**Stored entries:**
•••

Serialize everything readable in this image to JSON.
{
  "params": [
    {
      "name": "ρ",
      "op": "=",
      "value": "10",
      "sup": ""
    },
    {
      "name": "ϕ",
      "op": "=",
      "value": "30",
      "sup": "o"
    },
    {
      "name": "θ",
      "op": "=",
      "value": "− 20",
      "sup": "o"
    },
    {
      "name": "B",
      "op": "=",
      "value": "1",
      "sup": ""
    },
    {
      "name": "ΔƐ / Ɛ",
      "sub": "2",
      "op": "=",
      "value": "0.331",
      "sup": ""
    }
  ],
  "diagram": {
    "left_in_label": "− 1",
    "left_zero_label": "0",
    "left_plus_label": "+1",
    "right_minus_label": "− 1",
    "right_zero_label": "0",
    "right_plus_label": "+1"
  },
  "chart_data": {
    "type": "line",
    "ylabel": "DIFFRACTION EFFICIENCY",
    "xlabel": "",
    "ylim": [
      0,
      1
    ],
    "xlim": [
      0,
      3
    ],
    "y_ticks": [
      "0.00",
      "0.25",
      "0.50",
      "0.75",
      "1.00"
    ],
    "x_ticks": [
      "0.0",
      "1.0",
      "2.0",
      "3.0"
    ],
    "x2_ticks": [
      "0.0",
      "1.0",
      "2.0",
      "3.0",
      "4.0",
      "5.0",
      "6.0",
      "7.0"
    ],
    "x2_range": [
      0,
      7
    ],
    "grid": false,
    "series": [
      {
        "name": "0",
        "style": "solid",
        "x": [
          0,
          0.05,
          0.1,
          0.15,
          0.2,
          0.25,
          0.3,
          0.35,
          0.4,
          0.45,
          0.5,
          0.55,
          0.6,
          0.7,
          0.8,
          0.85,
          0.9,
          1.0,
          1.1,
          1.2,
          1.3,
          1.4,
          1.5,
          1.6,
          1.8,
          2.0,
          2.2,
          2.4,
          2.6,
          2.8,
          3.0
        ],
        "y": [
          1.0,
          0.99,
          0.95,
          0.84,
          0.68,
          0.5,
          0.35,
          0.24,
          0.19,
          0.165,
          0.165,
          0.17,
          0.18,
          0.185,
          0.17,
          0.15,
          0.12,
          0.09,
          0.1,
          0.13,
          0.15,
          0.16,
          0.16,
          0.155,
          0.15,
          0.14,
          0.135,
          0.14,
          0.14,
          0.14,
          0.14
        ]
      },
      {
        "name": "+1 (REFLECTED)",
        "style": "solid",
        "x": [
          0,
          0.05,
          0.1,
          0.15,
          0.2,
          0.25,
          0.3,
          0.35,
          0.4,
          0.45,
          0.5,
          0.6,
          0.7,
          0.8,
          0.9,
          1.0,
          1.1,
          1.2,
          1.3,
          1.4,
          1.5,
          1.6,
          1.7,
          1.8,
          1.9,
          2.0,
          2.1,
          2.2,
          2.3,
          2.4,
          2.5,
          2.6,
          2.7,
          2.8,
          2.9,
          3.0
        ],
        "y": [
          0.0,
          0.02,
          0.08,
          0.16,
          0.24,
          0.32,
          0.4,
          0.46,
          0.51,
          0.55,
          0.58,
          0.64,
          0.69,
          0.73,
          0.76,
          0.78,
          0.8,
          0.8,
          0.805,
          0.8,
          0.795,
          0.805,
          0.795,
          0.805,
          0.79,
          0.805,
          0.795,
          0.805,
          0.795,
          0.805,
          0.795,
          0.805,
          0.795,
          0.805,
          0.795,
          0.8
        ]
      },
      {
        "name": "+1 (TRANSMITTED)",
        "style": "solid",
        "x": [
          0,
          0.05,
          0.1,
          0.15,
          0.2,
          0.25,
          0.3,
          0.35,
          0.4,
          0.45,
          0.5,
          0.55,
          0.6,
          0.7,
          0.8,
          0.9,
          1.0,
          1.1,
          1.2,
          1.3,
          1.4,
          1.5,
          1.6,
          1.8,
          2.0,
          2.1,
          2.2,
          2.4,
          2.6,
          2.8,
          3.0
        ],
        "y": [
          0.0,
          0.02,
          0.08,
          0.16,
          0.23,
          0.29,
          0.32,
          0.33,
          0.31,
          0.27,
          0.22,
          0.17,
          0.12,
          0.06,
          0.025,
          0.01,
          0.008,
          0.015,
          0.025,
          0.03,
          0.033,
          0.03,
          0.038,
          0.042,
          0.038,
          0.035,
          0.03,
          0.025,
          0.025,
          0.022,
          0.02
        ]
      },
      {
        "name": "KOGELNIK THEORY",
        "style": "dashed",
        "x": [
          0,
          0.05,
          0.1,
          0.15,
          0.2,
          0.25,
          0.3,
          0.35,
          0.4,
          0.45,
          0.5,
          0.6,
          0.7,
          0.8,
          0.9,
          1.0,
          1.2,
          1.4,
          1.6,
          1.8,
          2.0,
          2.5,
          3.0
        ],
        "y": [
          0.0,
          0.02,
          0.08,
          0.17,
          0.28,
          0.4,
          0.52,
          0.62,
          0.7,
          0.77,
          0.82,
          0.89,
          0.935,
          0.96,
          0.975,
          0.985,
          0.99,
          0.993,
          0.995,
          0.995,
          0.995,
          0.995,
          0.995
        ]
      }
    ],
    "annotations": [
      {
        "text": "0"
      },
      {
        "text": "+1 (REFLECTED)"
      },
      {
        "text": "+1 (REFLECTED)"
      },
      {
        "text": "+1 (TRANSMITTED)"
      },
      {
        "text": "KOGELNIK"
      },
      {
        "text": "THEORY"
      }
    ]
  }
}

•••

**REQUIREMENT:** Show the lines of the data that hold the word "text".

**SOLUTION TO THIS TASK:**
        "text": "0"
        "text": "+1 (REFLECTED)"
        "text": "+1 (REFLECTED)"
        "text": "+1 (TRANSMITTED)"
        "text": "KOGELNIK"
        "text": "THEORY"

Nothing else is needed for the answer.